Belly Dance Drum Solos by Tony Chamoun (plus 2 drums solos from his Nourhan Sharif CD)
CD Review by Amina Goodyear
posted July 12, 2009
Tony Chamoun is a Lebanese American from Boston, MA. This CD has 10 tracks and each track is named after a dancer. I recognize some but not all the names and believe that these drum solos are mostly named after prominent East Coast dancers. The CD is very well mixed and recorded and all the individual percussion instruments either jump out or hold their own as background in the manner that the drummer saw fit.
- Shadia – 3:22
This piece is short with the duf or bendir acting as the ard (base) with the tabla playing over it for about a minute of it. The rhythm changes are a little too abrupt to make this a fun dance unless it is completely counted out and choreographed. To me, it doesn’t make sense. It doesn’t have good natural progressions for a dancer.
- Nourhan – 8:25
This starts with the rhythm bambi which is the first underlying rhythm that keeps changing until it eventually changes to a maqsoum beat. There is one section in the middle that sounds like the galloping horse that was used for the Lebanese dancers Nadia Gamal and Amani which is followed by the undulating rolls that made these two Lebanese dancers choo choo with body waves. This is followed by the Iraqi chobi rhythm that gradually becomes another rhythm while the
familiar, old stand-by maqsoum keeps entering into the rhythm with a tar solo that keeps answering the tabla. Throughout this piece, the tar and tabla have interesting conversations with very clear distinct sounds. I don’t find this particularly interesting as a dance piece. It is more a piece for a drummer to enjoy and think about how the percussion gently moves from one rhythm to another.
- Lola – 1:24
This very short piece is ideal for using in class. After the 15 second intro it is basically a maqsoum drum solo base with some tabla rifs thrown in. It ends with a drum roll. Good for using a class and seeing how each dancer responds to the drum.
- Najmat – 6:18
A maqsoum duf floor with the tabla playing short rifs and accents turns this into a drum solo that goes nowhere. I would say this is good for a drum teacher to use as examples of different drum rifs…Or “OK class, I (the teacher) will play maqsoum on the duf and we’ll go around the room and in turn each of you students will play 4 measures of something just like you heard on this CD." I guess it would be OK to practice to dance to this, but it would be a better practice track if each rif were done 4 x and that is not the case. The drumming seems to be random. After almost five minutes of this “going nowhere” the tempo changes ever so slightly into a maqsoum saidi but the next couple of minutes is a repeat of the first 5 minutes until finally it is maqsoum saeria and the tempo picks up enough to end.

## Dataset entries
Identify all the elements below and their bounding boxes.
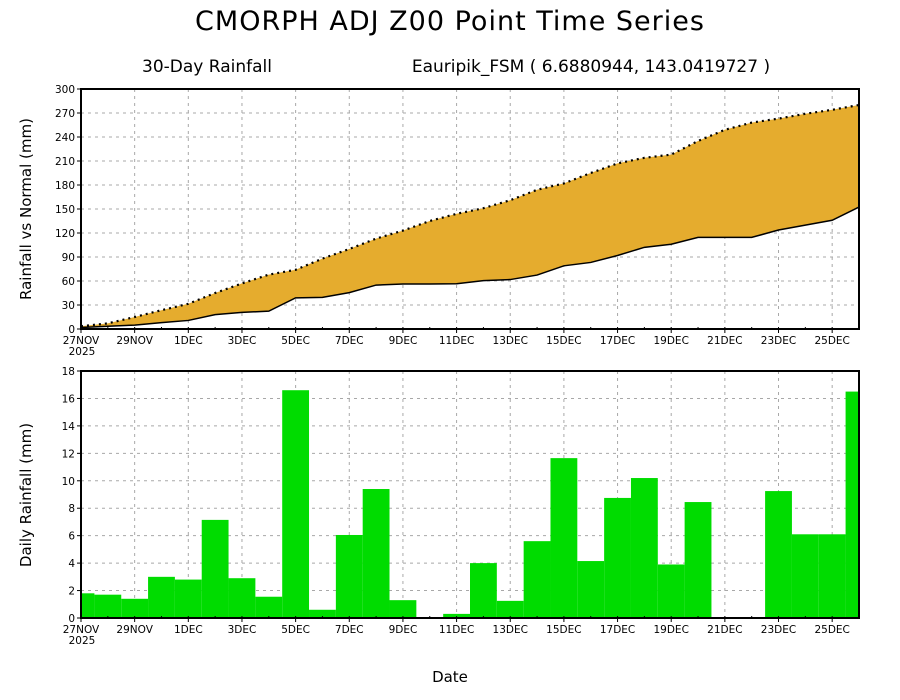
x-tick-label: 17DEC — [600, 624, 635, 636]
cumulative-rainfall-panel: 0 30 60 90 120 150 180 210 240 270 300 27NOV 29NOV 1… — [17, 84, 860, 358]
x-tick-label: 3DEC — [228, 624, 257, 636]
daily-rainfall-panel: 0 2 4 6 8 10 12 14 16 18 27NOV 29NOV 1DEC 3DEC 5DEC 7D… — [17, 366, 860, 647]
daily-bar-16DEC — [577, 561, 605, 618]
x-tick-label: 27NOV — [63, 624, 100, 636]
x-tick-label: 13DEC — [493, 624, 528, 636]
daily-rainfall-bars — [81, 390, 859, 618]
y-tick-label: 180 — [55, 180, 75, 192]
y-tick-label: 2 — [68, 586, 75, 598]
y-tick-label: 18 — [62, 366, 75, 378]
y-tick-label: 4 — [68, 558, 75, 570]
x-tick-label: 9DEC — [389, 335, 418, 347]
y-tick-label: 120 — [55, 228, 75, 240]
daily-bar-11DEC — [443, 613, 470, 618]
top-plot-frame — [80, 88, 860, 330]
daily-bar-30NOV — [148, 576, 175, 618]
daily-bar-14DEC — [523, 541, 551, 618]
x-tick-label: 21DEC — [707, 624, 742, 636]
x-tick-label: 25DEC — [814, 624, 849, 636]
top-y-axis-label: Rainfall vs Normal (mm) — [17, 118, 35, 300]
bottom-y-axis-label: Daily Rainfall (mm) — [17, 423, 35, 567]
x-tick-label: 11DEC — [439, 335, 474, 347]
y-tick-label: 16 — [62, 393, 76, 405]
daily-bar-20DEC — [684, 502, 712, 618]
x-tick-year: 2025 — [69, 635, 96, 647]
daily-bar-19DEC — [657, 564, 685, 618]
y-tick-label: 0 — [68, 613, 75, 625]
daily-bar-1DEC — [174, 579, 202, 618]
y-tick-label: 90 — [62, 252, 75, 264]
x-tick-label: 29NOV — [116, 624, 153, 636]
x-axis-label: Date — [432, 668, 468, 686]
bottom-plot-frame — [80, 370, 860, 619]
daily-bar-25DEC — [818, 534, 846, 618]
daily-bar-7DEC — [335, 534, 363, 618]
x-tick-label: 11DEC — [439, 624, 474, 636]
x-tick-label: 9DEC — [389, 624, 418, 636]
y-tick-label: 270 — [55, 108, 75, 120]
y-tick-label: 300 — [55, 84, 75, 96]
daily-bar-5DEC — [282, 390, 310, 618]
actual-cumulative-line — [80, 206, 860, 329]
daily-bar-26DEC — [845, 391, 859, 618]
y-tick-label: 0 — [68, 324, 75, 336]
bottom-y-axis-ticks: 0 2 4 6 8 10 12 14 16 18 — [62, 366, 81, 625]
daily-bar-4DEC — [255, 596, 283, 618]
x-tick-label: 19DEC — [653, 624, 688, 636]
daily-bar-13DEC — [496, 600, 524, 618]
top-y-axis-ticks: 0 30 60 90 120 150 180 210 240 270 300 — [55, 84, 81, 336]
x-tick-label: 23DEC — [761, 335, 796, 347]
y-tick-label: 8 — [68, 503, 75, 515]
y-tick-label: 10 — [62, 476, 75, 488]
daily-bar-29NOV — [121, 598, 149, 618]
x-tick-label: 5DEC — [281, 335, 310, 347]
y-tick-label: 210 — [55, 156, 75, 168]
y-tick-label: 6 — [68, 531, 75, 543]
daily-bar-23DEC — [765, 491, 792, 618]
x-tick-label: 23DEC — [761, 624, 796, 636]
y-tick-label: 60 — [62, 276, 75, 288]
y-tick-label: 30 — [62, 300, 75, 312]
daily-bar-27NOV — [81, 593, 95, 618]
daily-bar-18DEC — [630, 478, 658, 618]
daily-bar-12DEC — [470, 563, 497, 618]
x-tick-label: 29NOV — [116, 335, 153, 347]
x-tick-label: 7DEC — [335, 624, 364, 636]
x-tick-label: 19DEC — [653, 335, 688, 347]
bottom-x-axis-ticks: 27NOV 29NOV 1DEC 3DEC 5DEC 7DEC 9DEC 11DEC 13DEC… — [63, 616, 860, 647]
normal-cumulative-line — [80, 103, 860, 328]
top-x-axis-ticks: 27NOV 29NOV 1DEC 3DEC 5DEC 7DEC 9DEC 11DEC 13DEC… — [63, 327, 860, 358]
daily-bar-15DEC — [550, 458, 578, 618]
x-tick-label: 15DEC — [546, 335, 581, 347]
y-tick-label: 14 — [62, 421, 76, 433]
y-tick-label: 240 — [55, 132, 75, 144]
x-tick-label: 15DEC — [546, 624, 581, 636]
daily-bar-9DEC — [389, 600, 417, 618]
daily-bar-3DEC — [228, 578, 256, 618]
x-tick-year: 2025 — [69, 346, 96, 358]
x-tick-label: 3DEC — [228, 335, 257, 347]
x-tick-label: 17DEC — [600, 335, 635, 347]
normal-minus-actual-fill — [81, 105, 859, 328]
x-tick-label: 21DEC — [707, 335, 742, 347]
x-tick-label: 13DEC — [493, 335, 528, 347]
daily-bar-8DEC — [362, 489, 390, 618]
x-tick-label: 25DEC — [814, 335, 849, 347]
y-tick-label: 150 — [55, 204, 75, 216]
daily-bar-6DEC — [309, 609, 336, 618]
daily-bar-17DEC — [604, 497, 631, 618]
daily-bar-2DEC — [201, 519, 229, 618]
daily-bar-28NOV — [94, 594, 122, 618]
daily-bar-24DEC — [791, 534, 819, 618]
panel-subtitle-location: Eauripik_FSM ( 6.6880944, 143.0419727 ) — [412, 57, 770, 77]
x-tick-label: 5DEC — [281, 624, 310, 636]
x-tick-label: 1DEC — [174, 335, 203, 347]
x-tick-label: 27NOV — [63, 335, 100, 347]
figure-title: CMORPH ADJ Z00 Point Time Series — [195, 6, 705, 37]
x-tick-label: 1DEC — [174, 624, 203, 636]
panel-subtitle-left: 30-Day Rainfall — [142, 57, 272, 77]
x-tick-label: 7DEC — [335, 335, 364, 347]
y-tick-label: 12 — [62, 448, 75, 460]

## Problem to solve
Pull out the part of the drum solo CD review that begins with the words "Belly Dance Drum" and stops after the words "drummer saw fit.", copying it word for word.

## Result of the exercise
Belly Dance Drum Solos by Tony Chamoun (plus 2 drums solos from his Nourhan Sharif CD)
CD Review by Amina Goodyear
posted July 12, 2009
Tony Chamoun is a Lebanese American from Boston, MA. This CD has 10 tracks and each track is named after a dancer. I recognize some but not all the names and believe that these drum solos are mostly named after prominent East Coast dancers. The CD is very well mixed and recorded and all the individual percussion instruments either jump out or hold their own as background in the manner that the drummer saw fit.